[Exercise] Output the material beneath this task exactly, images excluded.

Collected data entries
::::::::
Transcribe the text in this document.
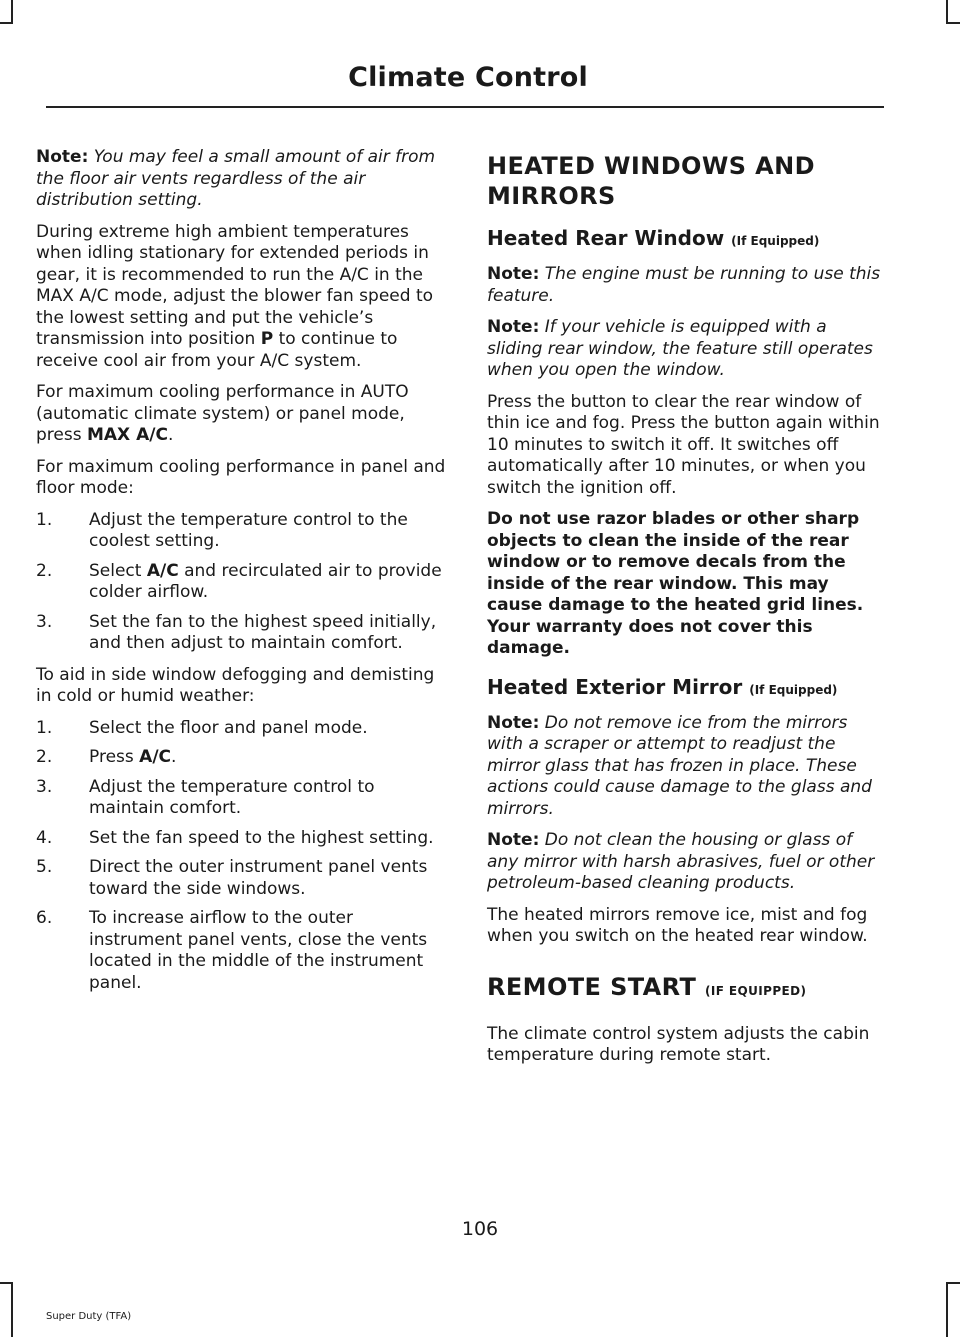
Climate Control

Note: You may feel a small amount of air from the floor air vents regardless of the air distribution setting.

During extreme high ambient temperatures when idling stationary for extended periods in gear, it is recommended to run the A/C in the MAX A/C mode, adjust the blower fan speed to the lowest setting and put the vehicle’s transmission into position P to continue to receive cool air from your A/C system.

For maximum cooling performance in AUTO (automatic climate system) or panel mode, press MAX A/C.

For maximum cooling performance in panel and floor mode:

1. Adjust the temperature control to the coolest setting.
2. Select A/C and recirculated air to provide colder airflow.
3. Set the fan to the highest speed initially, and then adjust to maintain comfort.

To aid in side window defogging and demisting in cold or humid weather:

1. Select the floor and panel mode.
2. Press A/C.
3. Adjust the temperature control to maintain comfort.
4. Set the fan speed to the highest setting.
5. Direct the outer instrument panel vents toward the side windows.
6. To increase airflow to the outer instrument panel vents, close the vents located in the middle of the instrument panel.
HEATED WINDOWS AND MIRRORS
Heated Rear Window (If Equipped)

Note: The engine must be running to use this feature.

Note: If your vehicle is equipped with a sliding rear window, the feature still operates when you open the window.

Press the button to clear the rear window of thin ice and fog. Press the button again within 10 minutes to switch it off. It switches off automatically after 10 minutes, or when you switch the ignition off.

Do not use razor blades or other sharp objects to clean the inside of the rear window or to remove decals from the inside of the rear window. This may cause damage to the heated grid lines. Your warranty does not cover this damage.

Heated Exterior Mirror (If Equipped)

Note: Do not remove ice from the mirrors with a scraper or attempt to readjust the mirror glass that has frozen in place. These actions could cause damage to the glass and mirrors.

Note: Do not clean the housing or glass of any mirror with harsh abrasives, fuel or other petroleum-based cleaning products.

The heated mirrors remove ice, mist and fog when you switch on the heated rear window.

REMOTE START (IF EQUIPPED)

The climate control system adjusts the cabin temperature during remote start.

106
Super Duty (TFA)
::::::::
[Written solution]
Transcribe the text in this document.
Climate Control

Note: You may feel a small amount of air from the floor air vents regardless of the air distribution setting.

During extreme high ambient temperatures when idling stationary for extended periods in gear, it is recommended to run the A/C in the MAX A/C mode, adjust the blower fan speed to the lowest setting and put the vehicle’s transmission into position P to continue to receive cool air from your A/C system.

For maximum cooling performance in AUTO (automatic climate system) or panel mode, press MAX A/C.

For maximum cooling performance in panel and floor mode:

1. Adjust the temperature control to the coolest setting.
2. Select A/C and recirculated air to provide colder airflow.
3. Set the fan to the highest speed initially, and then adjust to maintain comfort.

To aid in side window defogging and demisting in cold or humid weather:

1. Select the floor and panel mode.
2. Press A/C.
3. Adjust the temperature control to maintain comfort.
4. Set the fan speed to the highest setting.
5. Direct the outer instrument panel vents toward the side windows.
6. To increase airflow to the outer instrument panel vents, close the vents located in the middle of the instrument panel.
HEATED WINDOWS AND MIRRORS
Heated Rear Window (If Equipped)

Note: The engine must be running to use this feature.

Note: If your vehicle is equipped with a sliding rear window, the feature still operates when you open the window.

Press the button to clear the rear window of thin ice and fog. Press the button again within 10 minutes to switch it off. It switches off automatically after 10 minutes, or when you switch the ignition off.

Do not use razor blades or other sharp objects to clean the inside of the rear window or to remove decals from the inside of the rear window. This may cause damage to the heated grid lines. Your warranty does not cover this damage.

Heated Exterior Mirror (If Equipped)

Note: Do not remove ice from the mirrors with a scraper or attempt to readjust the mirror glass that has frozen in place. These actions could cause damage to the glass and mirrors.

Note: Do not clean the housing or glass of any mirror with harsh abrasives, fuel or other petroleum-based cleaning products.

The heated mirrors remove ice, mist and fog when you switch on the heated rear window.

REMOTE START (IF EQUIPPED)

The climate control system adjusts the cabin temperature during remote start.

106
Super Duty (TFA)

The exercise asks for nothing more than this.